Retype the listing that follows, exactly as written.

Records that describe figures
━━━━

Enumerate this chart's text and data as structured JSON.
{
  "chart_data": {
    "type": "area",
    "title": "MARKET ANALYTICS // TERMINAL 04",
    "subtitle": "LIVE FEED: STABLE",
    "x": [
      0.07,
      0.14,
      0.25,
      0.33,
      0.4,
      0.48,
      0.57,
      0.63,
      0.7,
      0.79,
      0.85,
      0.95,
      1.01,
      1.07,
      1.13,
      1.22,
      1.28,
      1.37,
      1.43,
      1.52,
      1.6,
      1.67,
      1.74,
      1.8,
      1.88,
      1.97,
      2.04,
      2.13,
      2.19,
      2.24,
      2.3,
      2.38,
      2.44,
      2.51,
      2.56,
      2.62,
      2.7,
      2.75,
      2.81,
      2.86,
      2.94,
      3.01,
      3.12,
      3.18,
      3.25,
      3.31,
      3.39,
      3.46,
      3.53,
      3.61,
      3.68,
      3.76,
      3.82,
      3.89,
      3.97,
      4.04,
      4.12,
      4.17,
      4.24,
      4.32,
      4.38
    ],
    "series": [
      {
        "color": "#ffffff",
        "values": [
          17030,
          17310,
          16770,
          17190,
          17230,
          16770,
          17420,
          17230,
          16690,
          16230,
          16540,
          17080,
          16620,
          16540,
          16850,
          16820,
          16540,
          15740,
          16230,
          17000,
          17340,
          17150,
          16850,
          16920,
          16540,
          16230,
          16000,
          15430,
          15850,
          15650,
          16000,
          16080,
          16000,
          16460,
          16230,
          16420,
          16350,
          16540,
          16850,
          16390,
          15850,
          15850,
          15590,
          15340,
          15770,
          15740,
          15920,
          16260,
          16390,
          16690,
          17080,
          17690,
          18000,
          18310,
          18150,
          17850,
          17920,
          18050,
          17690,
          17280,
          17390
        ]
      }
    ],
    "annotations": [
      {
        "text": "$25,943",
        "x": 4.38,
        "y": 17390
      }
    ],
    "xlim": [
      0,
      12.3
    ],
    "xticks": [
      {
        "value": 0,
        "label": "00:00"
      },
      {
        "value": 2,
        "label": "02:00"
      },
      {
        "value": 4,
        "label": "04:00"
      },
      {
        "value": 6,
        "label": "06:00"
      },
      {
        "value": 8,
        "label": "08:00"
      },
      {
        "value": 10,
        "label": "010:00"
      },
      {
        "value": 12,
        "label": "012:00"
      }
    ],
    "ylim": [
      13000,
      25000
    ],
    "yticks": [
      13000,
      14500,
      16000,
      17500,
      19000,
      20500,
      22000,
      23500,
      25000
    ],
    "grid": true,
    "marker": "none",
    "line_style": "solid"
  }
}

━━━━

» Correct response
Enumerate this chart's text and data as structured JSON.
{
  "chart_data": {
    "type": "area",
    "title": "MARKET ANALYTICS // TERMINAL 04",
    "subtitle": "LIVE FEED: STABLE",
    "x": [
      0.07,
      0.14,
      0.25,
      0.33,
      0.4,
      0.48,
      0.57,
      0.63,
      0.7,
      0.79,
      0.85,
      0.95,
      1.01,
      1.07,
      1.13,
      1.22,
      1.28,
      1.37,
      1.43,
      1.52,
      1.6,
      1.67,
      1.74,
      1.8,
      1.88,
      1.97,
      2.04,
      2.13,
      2.19,
      2.24,
      2.3,
      2.38,
      2.44,
      2.51,
      2.56,
      2.62,
      2.7,
      2.75,
      2.81,
      2.86,
      2.94,
      3.01,
      3.12,
      3.18,
      3.25,
      3.31,
      3.39,
      3.46,
      3.53,
      3.61,
      3.68,
      3.76,
      3.82,
      3.89,
      3.97,
      4.04,
      4.12,
      4.17,
      4.24,
      4.32,
      4.38
    ],
    "series": [
      {
        "color": "#ffffff",
        "values": [
          17030,
          17310,
          16770,
          17190,
          17230,
          16770,
          17420,
          17230,
          16690,
          16230,
          16540,
          17080,
          16620,
          16540,
          16850,
          16820,
          16540,
          15740,
          16230,
          17000,
          17340,
          17150,
          16850,
          16920,
          16540,
          16230,
          16000,
          15430,
          15850,
          15650,
          16000,
          16080,
          16000,
          16460,
          16230,
          16420,
          16350,
          16540,
          16850,
          16390,
          15850,
          15850,
          15590,
          15340,
          15770,
          15740,
          15920,
          16260,
          16390,
          16690,
          17080,
          17690,
          18000,
          18310,
          18150,
          17850,
          17920,
          18050,
          17690,
          17280,
          17390
        ]
      }
    ],
    "annotations": [
      {
        "text": "$25,943",
        "x": 4.38,
        "y": 17390
      }
    ],
    "xlim": [
      0,
      12.3
    ],
    "xticks": [
      {
        "value": 0,
        "label": "00:00"
      },
      {
        "value": 2,
        "label": "02:00"
      },
      {
        "value": 4,
        "label": "04:00"
      },
      {
        "value": 6,
        "label": "06:00"
      },
      {
        "value": 8,
        "label": "08:00"
      },
      {
        "value": 10,
        "label": "010:00"
      },
      {
        "value": 12,
        "label": "012:00"
      }
    ],
    "ylim": [
      13000,
      25000
    ],
    "yticks": [
      13000,
      14500,
      16000,
      17500,
      19000,
      20500,
      22000,
      23500,
      25000
    ],
    "grid": true,
    "marker": "none",
    "line_style": "solid"
  }
}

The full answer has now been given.